#### AIM OF THE TASK:
In the listing below, locate the lines bearing the word "xlabel". Copy every one of them.

======

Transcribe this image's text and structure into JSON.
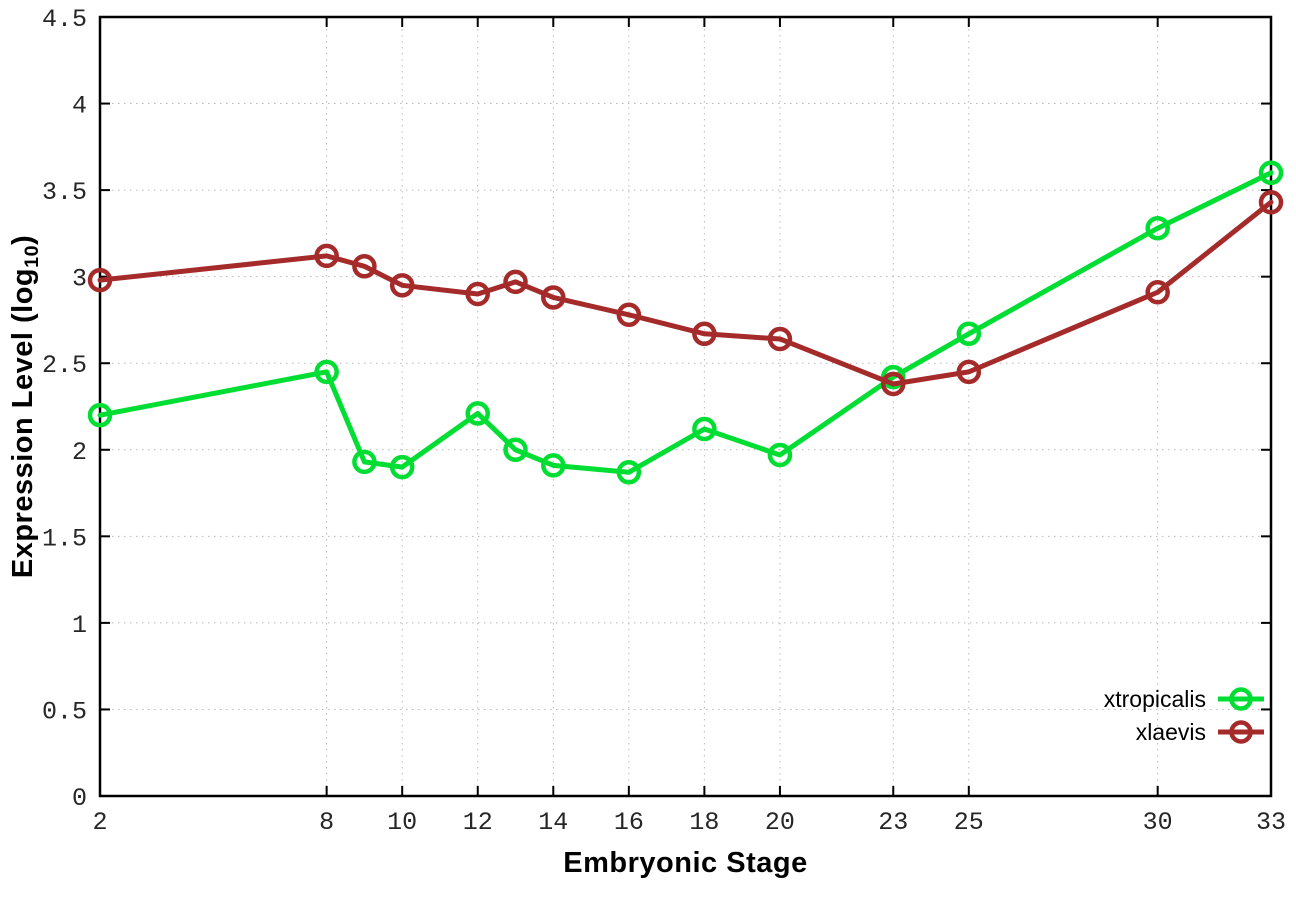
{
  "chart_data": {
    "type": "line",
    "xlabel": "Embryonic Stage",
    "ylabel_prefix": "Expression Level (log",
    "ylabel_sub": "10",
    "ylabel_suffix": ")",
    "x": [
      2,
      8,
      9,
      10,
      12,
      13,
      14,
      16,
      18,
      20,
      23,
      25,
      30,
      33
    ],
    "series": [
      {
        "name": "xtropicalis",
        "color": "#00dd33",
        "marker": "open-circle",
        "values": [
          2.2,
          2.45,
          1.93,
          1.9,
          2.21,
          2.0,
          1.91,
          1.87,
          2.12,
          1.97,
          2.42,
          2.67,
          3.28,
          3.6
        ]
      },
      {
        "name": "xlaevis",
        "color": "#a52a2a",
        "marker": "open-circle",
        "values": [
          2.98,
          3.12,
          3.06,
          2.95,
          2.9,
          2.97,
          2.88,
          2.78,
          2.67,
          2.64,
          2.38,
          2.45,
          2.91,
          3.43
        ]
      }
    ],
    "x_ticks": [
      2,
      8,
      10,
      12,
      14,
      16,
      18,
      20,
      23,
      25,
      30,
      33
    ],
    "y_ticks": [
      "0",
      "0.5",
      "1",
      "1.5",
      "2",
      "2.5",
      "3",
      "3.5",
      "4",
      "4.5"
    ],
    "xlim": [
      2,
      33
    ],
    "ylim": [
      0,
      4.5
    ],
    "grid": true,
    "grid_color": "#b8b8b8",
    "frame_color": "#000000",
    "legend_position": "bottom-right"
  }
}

======

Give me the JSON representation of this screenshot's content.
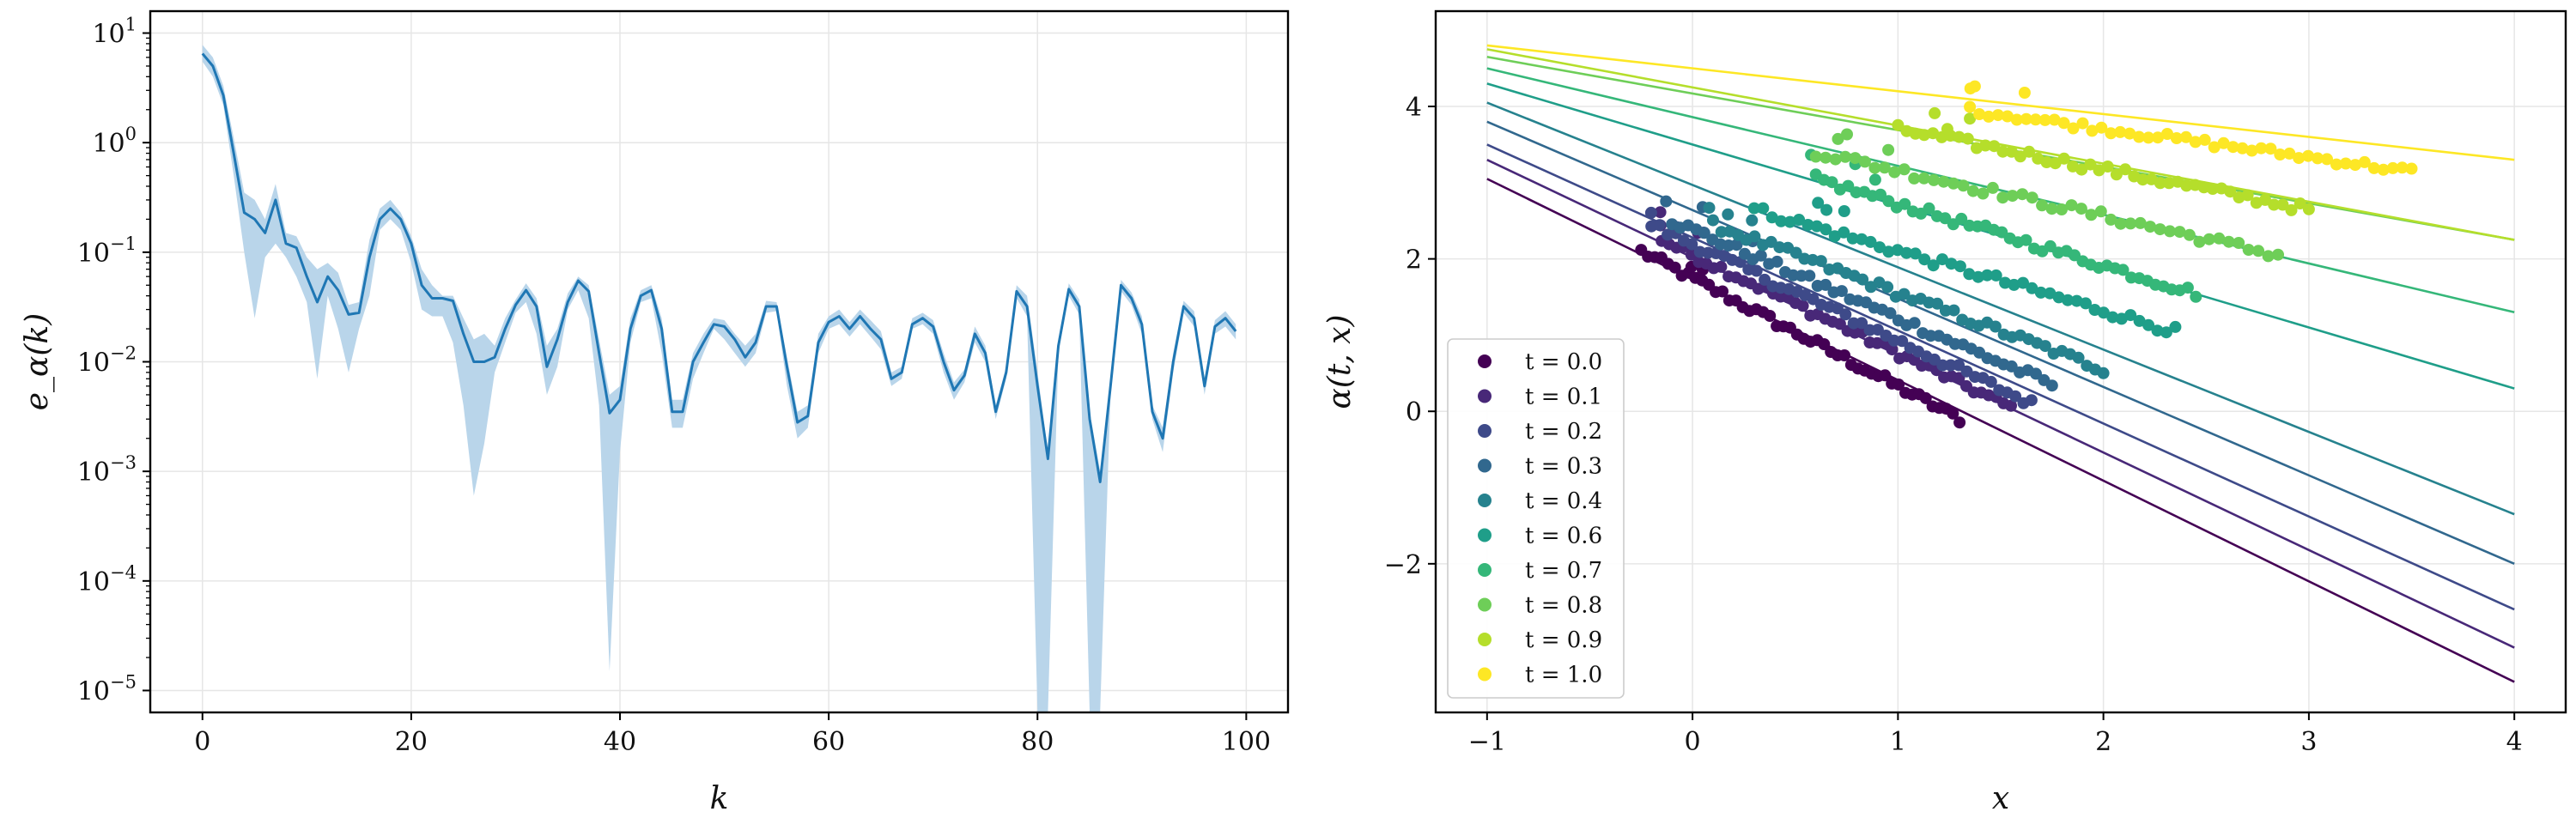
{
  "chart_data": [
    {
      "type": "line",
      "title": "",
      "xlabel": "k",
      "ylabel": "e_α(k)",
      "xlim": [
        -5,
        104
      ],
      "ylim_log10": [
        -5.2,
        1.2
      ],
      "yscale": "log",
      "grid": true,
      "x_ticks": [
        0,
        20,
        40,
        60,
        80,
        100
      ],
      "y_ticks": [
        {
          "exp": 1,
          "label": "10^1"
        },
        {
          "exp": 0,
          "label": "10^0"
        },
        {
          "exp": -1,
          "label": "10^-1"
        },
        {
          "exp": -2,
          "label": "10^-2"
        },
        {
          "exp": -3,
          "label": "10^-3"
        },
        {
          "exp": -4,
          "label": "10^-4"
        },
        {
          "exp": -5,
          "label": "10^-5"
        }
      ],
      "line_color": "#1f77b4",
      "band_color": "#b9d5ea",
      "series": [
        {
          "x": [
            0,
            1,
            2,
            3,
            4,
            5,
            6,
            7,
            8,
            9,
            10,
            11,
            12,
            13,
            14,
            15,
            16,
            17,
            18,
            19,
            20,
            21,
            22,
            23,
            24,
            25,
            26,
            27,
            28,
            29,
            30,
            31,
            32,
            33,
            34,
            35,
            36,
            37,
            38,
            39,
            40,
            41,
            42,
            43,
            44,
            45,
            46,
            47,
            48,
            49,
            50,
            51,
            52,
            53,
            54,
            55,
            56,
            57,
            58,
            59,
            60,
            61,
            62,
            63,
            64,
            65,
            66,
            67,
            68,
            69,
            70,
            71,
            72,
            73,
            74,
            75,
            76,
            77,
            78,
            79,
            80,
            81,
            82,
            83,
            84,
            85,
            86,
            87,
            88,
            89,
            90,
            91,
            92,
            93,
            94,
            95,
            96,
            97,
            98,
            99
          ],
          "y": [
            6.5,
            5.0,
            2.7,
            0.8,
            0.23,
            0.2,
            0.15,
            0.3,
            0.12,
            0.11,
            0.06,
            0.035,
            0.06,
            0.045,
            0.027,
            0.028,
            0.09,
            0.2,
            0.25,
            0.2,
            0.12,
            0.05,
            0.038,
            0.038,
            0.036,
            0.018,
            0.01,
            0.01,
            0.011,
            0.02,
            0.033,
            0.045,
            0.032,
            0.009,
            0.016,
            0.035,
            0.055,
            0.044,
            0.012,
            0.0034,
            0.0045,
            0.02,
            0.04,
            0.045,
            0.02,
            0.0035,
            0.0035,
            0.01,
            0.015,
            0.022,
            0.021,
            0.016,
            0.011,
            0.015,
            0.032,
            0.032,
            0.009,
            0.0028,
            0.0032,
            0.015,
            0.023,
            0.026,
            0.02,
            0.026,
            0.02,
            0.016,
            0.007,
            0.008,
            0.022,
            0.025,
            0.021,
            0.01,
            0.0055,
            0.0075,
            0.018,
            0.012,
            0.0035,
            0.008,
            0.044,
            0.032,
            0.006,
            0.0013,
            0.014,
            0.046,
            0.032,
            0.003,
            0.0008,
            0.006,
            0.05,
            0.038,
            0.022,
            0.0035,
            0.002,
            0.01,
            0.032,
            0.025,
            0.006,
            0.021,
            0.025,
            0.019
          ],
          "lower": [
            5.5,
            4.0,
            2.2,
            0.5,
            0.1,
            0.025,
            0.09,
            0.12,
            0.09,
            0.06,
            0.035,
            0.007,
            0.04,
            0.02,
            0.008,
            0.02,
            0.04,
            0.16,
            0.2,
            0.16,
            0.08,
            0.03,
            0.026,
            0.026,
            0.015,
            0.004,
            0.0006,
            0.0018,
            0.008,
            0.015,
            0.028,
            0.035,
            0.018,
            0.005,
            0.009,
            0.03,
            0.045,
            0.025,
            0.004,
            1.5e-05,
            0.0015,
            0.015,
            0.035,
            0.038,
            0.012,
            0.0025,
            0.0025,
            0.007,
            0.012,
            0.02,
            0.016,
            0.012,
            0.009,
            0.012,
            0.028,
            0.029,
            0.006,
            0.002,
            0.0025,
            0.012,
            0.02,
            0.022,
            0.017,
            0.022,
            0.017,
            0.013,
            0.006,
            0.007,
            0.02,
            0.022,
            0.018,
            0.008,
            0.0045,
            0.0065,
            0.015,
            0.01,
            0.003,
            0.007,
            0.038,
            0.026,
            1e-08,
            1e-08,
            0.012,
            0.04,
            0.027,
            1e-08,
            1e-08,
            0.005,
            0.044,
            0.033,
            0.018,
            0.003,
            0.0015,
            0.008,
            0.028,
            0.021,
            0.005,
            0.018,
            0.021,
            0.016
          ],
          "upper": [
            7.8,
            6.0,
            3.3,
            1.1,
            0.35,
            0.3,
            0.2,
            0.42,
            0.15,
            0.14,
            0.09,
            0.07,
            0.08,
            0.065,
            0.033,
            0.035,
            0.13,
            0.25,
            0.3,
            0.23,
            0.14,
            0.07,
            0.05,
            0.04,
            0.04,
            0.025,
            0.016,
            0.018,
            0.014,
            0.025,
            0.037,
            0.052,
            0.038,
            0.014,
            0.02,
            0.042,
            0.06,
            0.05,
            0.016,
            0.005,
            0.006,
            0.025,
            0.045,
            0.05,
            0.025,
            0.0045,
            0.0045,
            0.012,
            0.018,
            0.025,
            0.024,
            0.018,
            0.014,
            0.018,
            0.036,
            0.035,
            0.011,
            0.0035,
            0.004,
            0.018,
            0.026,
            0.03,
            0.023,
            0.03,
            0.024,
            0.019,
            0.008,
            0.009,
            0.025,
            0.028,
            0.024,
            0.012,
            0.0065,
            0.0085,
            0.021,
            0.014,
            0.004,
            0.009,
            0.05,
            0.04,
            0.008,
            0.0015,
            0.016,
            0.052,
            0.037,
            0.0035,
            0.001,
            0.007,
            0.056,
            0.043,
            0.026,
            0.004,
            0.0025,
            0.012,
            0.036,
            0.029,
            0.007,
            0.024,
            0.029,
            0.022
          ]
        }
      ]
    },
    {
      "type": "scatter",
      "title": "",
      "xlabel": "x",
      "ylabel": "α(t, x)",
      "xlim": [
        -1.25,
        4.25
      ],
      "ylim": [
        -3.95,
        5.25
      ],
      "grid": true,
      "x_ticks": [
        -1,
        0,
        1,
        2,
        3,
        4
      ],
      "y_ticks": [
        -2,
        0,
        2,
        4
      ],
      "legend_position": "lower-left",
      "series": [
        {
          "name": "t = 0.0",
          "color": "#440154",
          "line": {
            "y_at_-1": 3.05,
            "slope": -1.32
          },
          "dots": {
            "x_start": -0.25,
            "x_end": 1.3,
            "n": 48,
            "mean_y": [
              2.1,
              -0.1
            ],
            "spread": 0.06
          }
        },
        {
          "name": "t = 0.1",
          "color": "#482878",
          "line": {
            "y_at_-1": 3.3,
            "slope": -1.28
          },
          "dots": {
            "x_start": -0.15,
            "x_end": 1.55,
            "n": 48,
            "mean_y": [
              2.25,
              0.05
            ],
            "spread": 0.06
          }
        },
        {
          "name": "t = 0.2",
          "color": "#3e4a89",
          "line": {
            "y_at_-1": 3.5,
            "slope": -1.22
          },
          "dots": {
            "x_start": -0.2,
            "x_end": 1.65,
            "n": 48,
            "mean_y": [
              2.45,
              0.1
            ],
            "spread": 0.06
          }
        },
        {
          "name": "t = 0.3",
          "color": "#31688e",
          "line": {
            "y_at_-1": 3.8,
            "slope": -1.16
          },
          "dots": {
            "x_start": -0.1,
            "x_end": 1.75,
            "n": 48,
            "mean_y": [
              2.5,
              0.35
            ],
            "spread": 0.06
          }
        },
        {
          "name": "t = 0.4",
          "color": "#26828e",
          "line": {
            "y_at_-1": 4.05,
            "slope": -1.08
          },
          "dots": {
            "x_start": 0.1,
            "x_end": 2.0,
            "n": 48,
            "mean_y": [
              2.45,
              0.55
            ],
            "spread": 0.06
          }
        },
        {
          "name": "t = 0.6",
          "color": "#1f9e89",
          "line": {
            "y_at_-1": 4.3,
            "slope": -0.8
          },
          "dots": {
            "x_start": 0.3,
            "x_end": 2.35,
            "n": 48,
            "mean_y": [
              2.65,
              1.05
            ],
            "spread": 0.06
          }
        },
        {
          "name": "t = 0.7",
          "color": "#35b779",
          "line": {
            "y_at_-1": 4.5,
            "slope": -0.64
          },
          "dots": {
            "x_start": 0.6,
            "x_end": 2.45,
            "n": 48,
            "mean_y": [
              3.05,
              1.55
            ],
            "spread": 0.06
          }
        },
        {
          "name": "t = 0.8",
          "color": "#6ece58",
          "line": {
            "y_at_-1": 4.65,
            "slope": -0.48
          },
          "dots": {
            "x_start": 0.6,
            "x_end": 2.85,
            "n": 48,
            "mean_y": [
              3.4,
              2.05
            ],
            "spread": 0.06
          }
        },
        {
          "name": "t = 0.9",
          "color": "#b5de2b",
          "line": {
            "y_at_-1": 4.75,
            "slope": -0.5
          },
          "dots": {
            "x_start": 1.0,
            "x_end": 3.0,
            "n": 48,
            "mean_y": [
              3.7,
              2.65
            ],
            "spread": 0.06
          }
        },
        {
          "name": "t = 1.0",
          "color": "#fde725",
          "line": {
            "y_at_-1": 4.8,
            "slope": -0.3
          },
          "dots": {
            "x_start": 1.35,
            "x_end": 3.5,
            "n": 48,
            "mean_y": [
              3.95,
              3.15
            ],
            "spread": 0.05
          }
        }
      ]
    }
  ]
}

======

#### RESULT BELOW:
    "xlabel": "Embryonic Stage",
      "xlabel": "k",
      "xlabel": "x",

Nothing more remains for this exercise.